#### [TRECHO DO DOCUMENTO]
O diabo está nos detalhes moleculares

A citadíssima carta de Andersen e seus colaboradores especula que o vírus da COVID-19 não teria muita afinidade à proteína de superfície humana. Segreto e Deigin afirmam que o vírus tem mais afinidade à proteína humana que à de pangolins e morcegos.

Seria possível que o novo coronavírus da pandemia fosse uma quimera natural surgida de infecção simultânea nos pangolins, em que o RBD fosse adquirido de uma infecção de CoV de pangolim e o resto viesse de algo parecido com o RaTG13. Mas um desses vírus (RaTG13) não parece capaz de infectar pangolins. Além disso, a infecção de pangolins com outros coronavírus é baixa na natureza, e os pangolins são escassos, o que torna a infecção simultânea de uma célula deles extremamente improvável.

Quanto ao sítio de clivagem típico da furina: a presença dessa estrutura nas proteínas do vírus da COVID-19 é um dos elementos que permitem que ele penetre em órgãos atípicos para outros coronavírus, causando os sintomas sistêmicos dessa doença. Sem esse detalhe molecular, a pandemia não estaria acontecendo ou seria menos letal. O sítio da furina é essencial para a capacidade do vírus de infectar pulmões humanos.

Vamos para uma escala menor ainda: dois aminoácidos do tipo arginina desse sítio são suspeitosamente codificados de uma forma em que somente 5% das outras argininas do coronavírus pandêmico são codificadas no material genético do vírus. Essa pequeníssima região do genoma do vírus contém um conhecido alvo de corte de enzima de restrição. As enzimas de restrição eram as principais formas de fazer engenharia genética antes do surgimento recente da técnica CRISPR. Há seis desses alvos de corte no genoma do vírus da pandemia, e quatro em seu parente mais próximo conhecido, RaTG13 (dos morcegos), e somente dois no vírus do pangolim. Outra coincidência?

Para os interessados em mais desses detalhes moleculares, Segreto e Deigin oferecem refutações ponto a ponto dos argumentos de Andersen para afirmar categoricamente que o vírus da COVID-19 tem origem natural. Interessantemente, os virologistas de Wuhan alegam que sua amostra de RaTG13 foi esgotada, o que impede que seja investigada por examinadores externos. Além disso, em maio, suspeitíssimas mudanças foram feitas nos bancos de dados do instituto, por exemplo substituindo “morcegos e roedores” por “animais selvagens”. Mais estranhamente (ou não) 60 Megabytes do banco de dados do Instituto de Virologia de Wuhan sumiram de seu website.

#### [TAREFAS A CUMPRIR]
a – Transcreva do trecho sobre a origem do vírus da COVID-19 a parte que vai de "A citadíssima carta" a "pangolins e morcegos.".
b – Liste todos os nomes de pessoas citados no trecho sobre a origem do vírus da COVID-19.
c – Escreva o que viria depois da última frase do trecho sobre a origem do vírus da COVID-19.
As linhas que vêm em seguida não são necessárias.

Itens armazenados
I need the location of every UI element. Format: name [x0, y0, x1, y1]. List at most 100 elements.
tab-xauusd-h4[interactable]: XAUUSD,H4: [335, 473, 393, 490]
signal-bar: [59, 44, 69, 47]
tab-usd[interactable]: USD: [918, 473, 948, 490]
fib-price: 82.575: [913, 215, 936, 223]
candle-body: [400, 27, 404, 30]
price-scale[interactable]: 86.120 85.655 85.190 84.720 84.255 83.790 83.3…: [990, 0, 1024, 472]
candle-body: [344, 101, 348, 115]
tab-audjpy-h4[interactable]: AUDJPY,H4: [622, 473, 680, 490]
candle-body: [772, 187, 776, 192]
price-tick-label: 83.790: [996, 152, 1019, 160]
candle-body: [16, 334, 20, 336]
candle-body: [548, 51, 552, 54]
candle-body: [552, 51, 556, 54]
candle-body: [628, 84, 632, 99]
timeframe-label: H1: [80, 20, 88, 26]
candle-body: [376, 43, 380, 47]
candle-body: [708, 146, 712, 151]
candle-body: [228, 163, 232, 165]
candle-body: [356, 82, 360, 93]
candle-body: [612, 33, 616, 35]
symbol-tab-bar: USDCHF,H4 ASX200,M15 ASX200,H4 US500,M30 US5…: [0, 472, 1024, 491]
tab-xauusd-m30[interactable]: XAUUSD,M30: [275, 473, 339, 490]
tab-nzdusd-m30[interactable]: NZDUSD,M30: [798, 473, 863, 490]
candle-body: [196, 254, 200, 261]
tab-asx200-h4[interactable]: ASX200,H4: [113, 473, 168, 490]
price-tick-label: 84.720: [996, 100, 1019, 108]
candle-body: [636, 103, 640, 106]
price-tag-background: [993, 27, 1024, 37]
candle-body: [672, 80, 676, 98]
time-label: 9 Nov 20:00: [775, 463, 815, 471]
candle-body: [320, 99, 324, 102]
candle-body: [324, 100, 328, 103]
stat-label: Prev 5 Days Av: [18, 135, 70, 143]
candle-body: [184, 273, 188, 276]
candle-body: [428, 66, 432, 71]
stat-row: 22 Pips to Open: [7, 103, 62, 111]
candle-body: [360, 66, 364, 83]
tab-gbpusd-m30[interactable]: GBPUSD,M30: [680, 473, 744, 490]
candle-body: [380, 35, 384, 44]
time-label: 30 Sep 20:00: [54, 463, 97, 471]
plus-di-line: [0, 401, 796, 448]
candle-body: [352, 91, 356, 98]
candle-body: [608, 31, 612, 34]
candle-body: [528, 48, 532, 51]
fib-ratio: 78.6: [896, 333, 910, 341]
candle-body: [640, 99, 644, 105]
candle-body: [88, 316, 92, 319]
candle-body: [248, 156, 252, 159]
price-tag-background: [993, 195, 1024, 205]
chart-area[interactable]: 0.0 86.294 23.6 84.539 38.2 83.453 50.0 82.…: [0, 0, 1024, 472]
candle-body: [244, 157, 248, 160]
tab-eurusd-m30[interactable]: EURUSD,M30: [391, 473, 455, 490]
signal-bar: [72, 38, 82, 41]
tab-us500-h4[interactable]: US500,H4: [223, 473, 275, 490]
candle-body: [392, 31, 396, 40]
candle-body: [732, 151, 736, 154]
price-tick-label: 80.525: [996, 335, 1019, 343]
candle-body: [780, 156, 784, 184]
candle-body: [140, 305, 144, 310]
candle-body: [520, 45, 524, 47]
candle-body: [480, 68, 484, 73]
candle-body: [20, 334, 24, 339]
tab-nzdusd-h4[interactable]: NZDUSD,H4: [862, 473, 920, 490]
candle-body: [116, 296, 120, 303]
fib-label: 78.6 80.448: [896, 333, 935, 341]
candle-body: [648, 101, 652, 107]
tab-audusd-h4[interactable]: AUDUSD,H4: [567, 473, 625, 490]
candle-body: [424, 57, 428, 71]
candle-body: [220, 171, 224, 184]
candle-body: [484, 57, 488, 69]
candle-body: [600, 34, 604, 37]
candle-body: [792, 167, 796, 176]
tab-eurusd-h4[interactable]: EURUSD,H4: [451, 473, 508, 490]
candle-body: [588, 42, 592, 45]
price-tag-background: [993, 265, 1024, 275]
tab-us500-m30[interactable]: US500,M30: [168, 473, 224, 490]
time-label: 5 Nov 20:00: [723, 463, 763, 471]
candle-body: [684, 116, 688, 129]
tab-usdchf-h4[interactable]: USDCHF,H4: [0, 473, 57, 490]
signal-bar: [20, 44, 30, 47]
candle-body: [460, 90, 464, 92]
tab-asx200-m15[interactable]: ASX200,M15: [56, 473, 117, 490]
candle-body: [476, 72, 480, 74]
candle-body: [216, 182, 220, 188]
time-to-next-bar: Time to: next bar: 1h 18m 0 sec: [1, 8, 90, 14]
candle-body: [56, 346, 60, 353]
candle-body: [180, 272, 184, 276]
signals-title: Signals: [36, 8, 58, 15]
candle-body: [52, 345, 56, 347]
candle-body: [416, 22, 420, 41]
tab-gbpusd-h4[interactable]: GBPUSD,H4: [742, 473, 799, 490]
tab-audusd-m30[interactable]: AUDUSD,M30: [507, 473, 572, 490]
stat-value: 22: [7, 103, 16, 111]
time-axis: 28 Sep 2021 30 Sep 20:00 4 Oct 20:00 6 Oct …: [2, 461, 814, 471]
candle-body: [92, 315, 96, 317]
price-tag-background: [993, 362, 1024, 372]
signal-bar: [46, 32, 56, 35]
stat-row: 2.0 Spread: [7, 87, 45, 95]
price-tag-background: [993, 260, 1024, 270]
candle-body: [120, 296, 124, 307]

#### [RESPOSTAS NUMERADAS]
a –
A citadíssima carta de Andersen e seus colaboradores especula que o vírus da COVID-19 não teria muita afinidade à proteína de superfície humana. Segreto e Deigin afirmam que o vírus tem mais afinidade à proteína humana que à de pangolins e morcegos.

b – Andersen, Segreto, Deigin

c –
Se o atual coronavírus causador da pandemia escapou de um laboratório da China, não seria a primeira vez. Em 1977, um vírus H1N1 escapuliu de um laboratório chinês e causou uma pandemia global em menor escala. Em novembro de 2019, mais de 100 estudantes e funcionários de dois centros de pesquisa de Lanzhou, no mesmo país, foram infectados com brucelose, também por causa de uma escapada do patógeno, que no caso é uma bactéria.

Conclusões

Rossana Segreto e Yuri Deigin trouxeram indícios bastante sugestivos de que a hipótese de origem artificial do coronavírus da COVID-19 e a hipótese de que tenha escapado de laboratório devem ser levadas a sério, não descartadas como ideias malucas que só ocorreriam a pessoas paranoicas ou a inimigos políticos da ditadura chinesa em busca de difamá-la.

A iniciativa dos dois cientistas deve ser louvada não só pela perícia com que foi feita, mas também pela coragem que é necessária em meio a uma profissão que estudos mostram que é dominada por mentes que simpatizam com a esquerda, que por sua vez simpatiza com a ditadura chinesa.

É um passo na direção de discutir a origem do vírus envolvendo todas as hipóteses plausíveis, não só as politicamente convenientes. Se um dia chegarmos a saber da origem do vírus, isso não devolverá a vida das vítimas da pandemia, nem provavelmente consolará suas famílias.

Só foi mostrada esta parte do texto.